# Stated exercise:
Write the listing out again, all of it, word for word.

# Records for the task:
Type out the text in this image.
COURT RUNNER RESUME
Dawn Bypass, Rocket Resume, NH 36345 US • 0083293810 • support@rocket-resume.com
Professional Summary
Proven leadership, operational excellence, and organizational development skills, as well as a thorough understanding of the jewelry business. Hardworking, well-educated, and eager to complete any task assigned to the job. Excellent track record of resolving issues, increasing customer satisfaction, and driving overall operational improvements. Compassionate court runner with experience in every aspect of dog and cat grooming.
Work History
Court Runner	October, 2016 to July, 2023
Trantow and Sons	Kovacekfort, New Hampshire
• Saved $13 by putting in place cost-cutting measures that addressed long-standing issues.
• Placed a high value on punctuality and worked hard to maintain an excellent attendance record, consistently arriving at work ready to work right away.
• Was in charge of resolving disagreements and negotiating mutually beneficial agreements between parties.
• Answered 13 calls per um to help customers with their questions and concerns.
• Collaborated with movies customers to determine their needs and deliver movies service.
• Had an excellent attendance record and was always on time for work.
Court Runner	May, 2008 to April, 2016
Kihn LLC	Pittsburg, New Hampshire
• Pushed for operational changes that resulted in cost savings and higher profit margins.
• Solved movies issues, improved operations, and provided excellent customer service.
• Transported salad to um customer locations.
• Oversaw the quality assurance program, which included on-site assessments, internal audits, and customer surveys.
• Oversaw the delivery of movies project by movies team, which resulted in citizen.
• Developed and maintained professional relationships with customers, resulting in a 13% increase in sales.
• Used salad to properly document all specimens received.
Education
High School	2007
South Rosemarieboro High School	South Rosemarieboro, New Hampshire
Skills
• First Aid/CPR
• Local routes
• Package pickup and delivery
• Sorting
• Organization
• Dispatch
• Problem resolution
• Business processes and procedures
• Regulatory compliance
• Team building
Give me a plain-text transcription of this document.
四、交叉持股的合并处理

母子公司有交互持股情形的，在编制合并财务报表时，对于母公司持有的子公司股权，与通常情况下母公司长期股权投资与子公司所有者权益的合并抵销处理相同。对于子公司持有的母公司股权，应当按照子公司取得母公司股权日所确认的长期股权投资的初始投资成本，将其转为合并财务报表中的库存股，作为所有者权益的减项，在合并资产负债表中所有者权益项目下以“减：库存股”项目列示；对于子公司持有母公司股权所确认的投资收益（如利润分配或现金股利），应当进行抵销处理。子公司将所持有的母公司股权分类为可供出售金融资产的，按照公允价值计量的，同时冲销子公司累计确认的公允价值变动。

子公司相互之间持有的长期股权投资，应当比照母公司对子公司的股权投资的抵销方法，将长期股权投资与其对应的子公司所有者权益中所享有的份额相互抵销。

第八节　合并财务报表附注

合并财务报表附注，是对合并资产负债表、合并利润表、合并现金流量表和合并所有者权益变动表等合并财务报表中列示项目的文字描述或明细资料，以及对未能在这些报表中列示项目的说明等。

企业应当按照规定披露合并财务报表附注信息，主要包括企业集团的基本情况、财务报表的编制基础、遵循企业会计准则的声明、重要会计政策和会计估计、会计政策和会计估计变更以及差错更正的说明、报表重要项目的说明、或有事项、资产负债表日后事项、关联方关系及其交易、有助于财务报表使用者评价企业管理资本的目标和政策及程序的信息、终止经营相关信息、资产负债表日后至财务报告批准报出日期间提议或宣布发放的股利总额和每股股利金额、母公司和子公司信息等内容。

# Task answer:
Type out the text in this image.
COURT RUNNER RESUME
Dawn Bypass, Rocket Resume, NH 36345 US • 0083293810 • support@rocket-resume.com
Professional Summary
Proven leadership, operational excellence, and organizational development skills, as well as a thorough understanding of the jewelry business. Hardworking, well-educated, and eager to complete any task assigned to the job. Excellent track record of resolving issues, increasing customer satisfaction, and driving overall operational improvements. Compassionate court runner with experience in every aspect of dog and cat grooming.
Work History
Court Runner	October, 2016 to July, 2023
Trantow and Sons	Kovacekfort, New Hampshire
• Saved $13 by putting in place cost-cutting measures that addressed long-standing issues.
• Placed a high value on punctuality and worked hard to maintain an excellent attendance record, consistently arriving at work ready to work right away.
• Was in charge of resolving disagreements and negotiating mutually beneficial agreements between parties.
• Answered 13 calls per um to help customers with their questions and concerns.
• Collaborated with movies customers to determine their needs and deliver movies service.
• Had an excellent attendance record and was always on time for work.
Court Runner	May, 2008 to April, 2016
Kihn LLC	Pittsburg, New Hampshire
• Pushed for operational changes that resulted in cost savings and higher profit margins.
• Solved movies issues, improved operations, and provided excellent customer service.
• Transported salad to um customer locations.
• Oversaw the quality assurance program, which included on-site assessments, internal audits, and customer surveys.
• Oversaw the delivery of movies project by movies team, which resulted in citizen.
• Developed and maintained professional relationships with customers, resulting in a 13% increase in sales.
• Used salad to properly document all specimens received.
Education
High School	2007
South Rosemarieboro High School	South Rosemarieboro, New Hampshire
Skills
• First Aid/CPR
• Local routes
• Package pickup and delivery
• Sorting
• Organization
• Dispatch
• Problem resolution
• Business processes and procedures
• Regulatory compliance
• Team building
Give me a plain-text transcription of this document.
四、交叉持股的合并处理

母子公司有交互持股情形的，在编制合并财务报表时，对于母公司持有的子公司股权，与通常情况下母公司长期股权投资与子公司所有者权益的合并抵销处理相同。对于子公司持有的母公司股权，应当按照子公司取得母公司股权日所确认的长期股权投资的初始投资成本，将其转为合并财务报表中的库存股，作为所有者权益的减项，在合并资产负债表中所有者权益项目下以“减：库存股”项目列示；对于子公司持有母公司股权所确认的投资收益（如利润分配或现金股利），应当进行抵销处理。子公司将所持有的母公司股权分类为可供出售金融资产的，按照公允价值计量的，同时冲销子公司累计确认的公允价值变动。

子公司相互之间持有的长期股权投资，应当比照母公司对子公司的股权投资的抵销方法，将长期股权投资与其对应的子公司所有者权益中所享有的份额相互抵销。

第八节　合并财务报表附注

合并财务报表附注，是对合并资产负债表、合并利润表、合并现金流量表和合并所有者权益变动表等合并财务报表中列示项目的文字描述或明细资料，以及对未能在这些报表中列示项目的说明等。

企业应当按照规定披露合并财务报表附注信息，主要包括企业集团的基本情况、财务报表的编制基础、遵循企业会计准则的声明、重要会计政策和会计估计、会计政策和会计估计变更以及差错更正的说明、报表重要项目的说明、或有事项、资产负债表日后事项、关联方关系及其交易、有助于财务报表使用者评价企业管理资本的目标和政策及程序的信息、终止经营相关信息、资产负债表日后至财务报告批准报出日期间提议或宣布发放的股利总额和每股股利金额、母公司和子公司信息等内容。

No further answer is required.